Supplied material:
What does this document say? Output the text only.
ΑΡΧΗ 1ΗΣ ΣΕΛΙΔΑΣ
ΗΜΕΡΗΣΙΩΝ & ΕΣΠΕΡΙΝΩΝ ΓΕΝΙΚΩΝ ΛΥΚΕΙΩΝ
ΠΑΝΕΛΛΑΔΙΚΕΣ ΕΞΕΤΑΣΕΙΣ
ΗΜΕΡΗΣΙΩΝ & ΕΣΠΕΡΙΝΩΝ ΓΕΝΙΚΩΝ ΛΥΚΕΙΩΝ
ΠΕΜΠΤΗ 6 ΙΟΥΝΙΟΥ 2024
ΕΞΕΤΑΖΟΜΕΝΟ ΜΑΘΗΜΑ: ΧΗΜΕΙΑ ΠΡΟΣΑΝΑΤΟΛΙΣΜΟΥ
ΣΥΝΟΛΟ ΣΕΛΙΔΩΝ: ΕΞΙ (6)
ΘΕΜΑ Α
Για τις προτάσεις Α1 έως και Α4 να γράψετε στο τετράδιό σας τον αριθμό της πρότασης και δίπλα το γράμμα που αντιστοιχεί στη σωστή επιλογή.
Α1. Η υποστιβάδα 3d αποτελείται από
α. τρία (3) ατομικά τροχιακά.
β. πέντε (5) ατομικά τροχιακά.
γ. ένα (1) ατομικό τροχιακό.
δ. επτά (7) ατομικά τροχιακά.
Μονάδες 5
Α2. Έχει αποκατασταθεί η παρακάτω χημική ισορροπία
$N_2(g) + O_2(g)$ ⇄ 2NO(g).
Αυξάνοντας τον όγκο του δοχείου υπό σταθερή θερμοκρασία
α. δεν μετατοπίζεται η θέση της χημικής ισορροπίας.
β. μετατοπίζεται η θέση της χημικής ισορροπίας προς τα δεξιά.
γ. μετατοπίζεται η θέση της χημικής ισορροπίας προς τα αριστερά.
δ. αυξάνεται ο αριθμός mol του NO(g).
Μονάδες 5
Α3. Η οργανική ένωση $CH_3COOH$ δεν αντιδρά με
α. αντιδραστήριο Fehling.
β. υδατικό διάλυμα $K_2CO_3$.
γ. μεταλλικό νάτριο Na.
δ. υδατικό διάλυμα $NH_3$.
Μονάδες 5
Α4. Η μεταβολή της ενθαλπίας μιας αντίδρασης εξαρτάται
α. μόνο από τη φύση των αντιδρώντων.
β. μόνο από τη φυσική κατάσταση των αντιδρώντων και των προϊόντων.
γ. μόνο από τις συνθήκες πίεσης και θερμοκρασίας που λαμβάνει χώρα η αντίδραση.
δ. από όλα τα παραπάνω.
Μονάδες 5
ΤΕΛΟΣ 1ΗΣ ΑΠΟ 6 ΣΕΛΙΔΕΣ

Exercise task: Say how many lines above hold the word "υδατικό", giving only the count.

Expected answer: 2